(Entries from a dataset)
.....

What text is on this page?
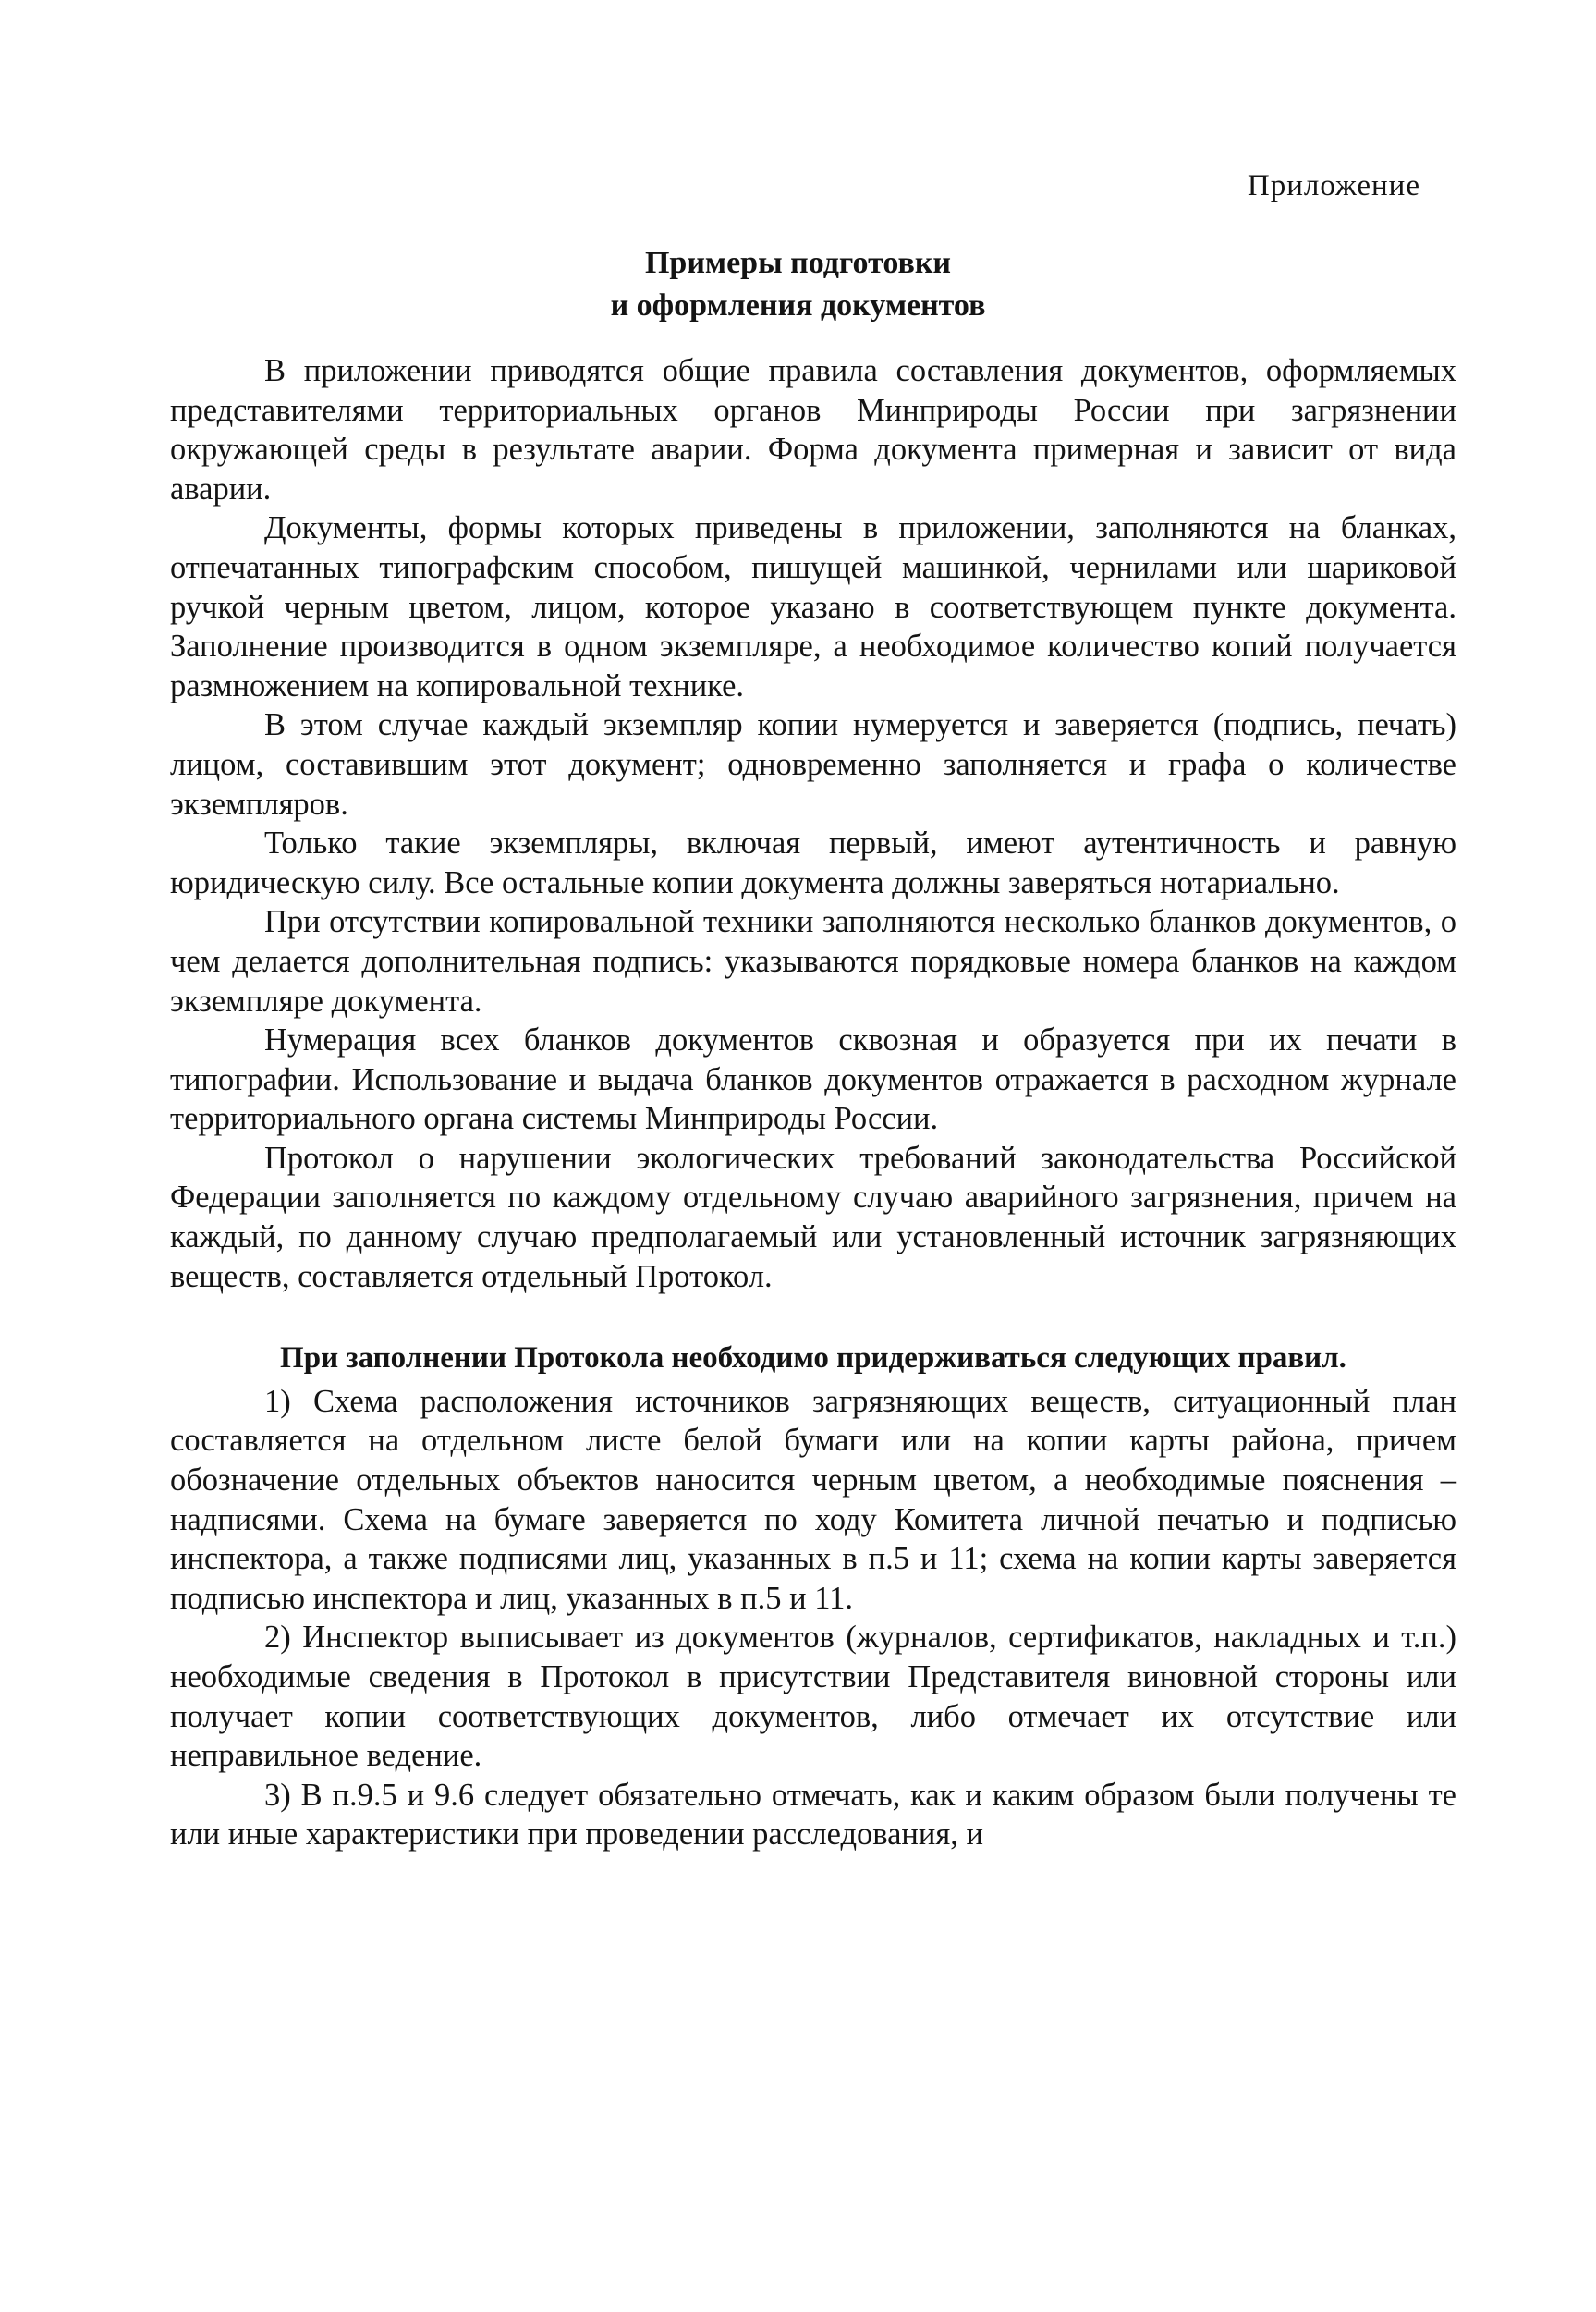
Приложение
Примеры подготовки
и оформления документов

В приложении приводятся общие правила составления документов, оформляемых представителями территориальных органов Минприроды России при загрязнении окружающей среды в результате аварии. Форма документа примерная и зависит от вида аварии.

Документы, формы которых приведены в приложении, заполняются на бланках, отпечатанных типографским способом, пишущей машинкой, чернилами или шариковой ручкой черным цветом, лицом, которое указано в соответствующем пункте документа. Заполнение производится в одном экземпляре, а необходимое количество копий получается размножением на копировальной технике.

В этом случае каждый экземпляр копии нумеруется и заверяется (подпись, печать) лицом, составившим этот документ; одновременно заполняется и графа о количестве экземпляров.

Только такие экземпляры, включая первый, имеют аутентичность и равную юридическую силу. Все остальные копии документа должны заверяться нотариально.

При отсутствии копировальной техники заполняются несколько бланков документов, о чем делается дополнительная подпись: указываются порядковые номера бланков на каждом экземпляре документа.

Нумерация всех бланков документов сквозная и образуется при их печати в типографии. Использование и выдача бланков документов отражается в расходном журнале территориального органа системы Минприроды России.

Протокол о нарушении экологических требований законодательства Российской Федерации заполняется по каждому отдельному случаю аварийного загрязнения, причем на каждый, по данному случаю предполагаемый или установленный источник загрязняющих веществ, составляется отдельный Протокол.

При заполнении Протокола необходимо придерживаться следующих правил.

1) Схема расположения источников загрязняющих веществ, ситуационный план составляется на отдельном листе белой бумаги или на копии карты района, причем обозначение отдельных объектов наносится черным цветом, а необходимые пояснения – надписями. Схема на бумаге заверяется по ходу Комитета личной печатью и подписью инспектора, а также подписями лиц, указанных в п.5 и 11; схема на копии карты заверяется подписью инспектора и лиц, указанных в п.5 и 11.

2) Инспектор выписывает из документов (журналов, сертификатов, накладных и т.п.) необходимые сведения в Протокол в присутствии Представителя виновной стороны или получает копии соответствующих документов, либо отмечает их отсутствие или неправильное ведение.

3) В п.9.5 и 9.6 следует обязательно отмечать, как и каким образом были получены те или иные характеристики при проведении расследования, и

.....

Extract, from the listing above, every line where the string "бланков" occurs.

:: Answer to this problem ::
При отсутствии копировальной техники заполняются несколько бланков документов, о чем делается дополнительная подпись: указываются порядковые номера бланков на каждом экземпляре документа.
Нумерация всех бланков документов сквозная и образуется при их печати в типографии. Использование и выдача бланков документов отражается в расходном журнале территориального органа системы Минприроды России.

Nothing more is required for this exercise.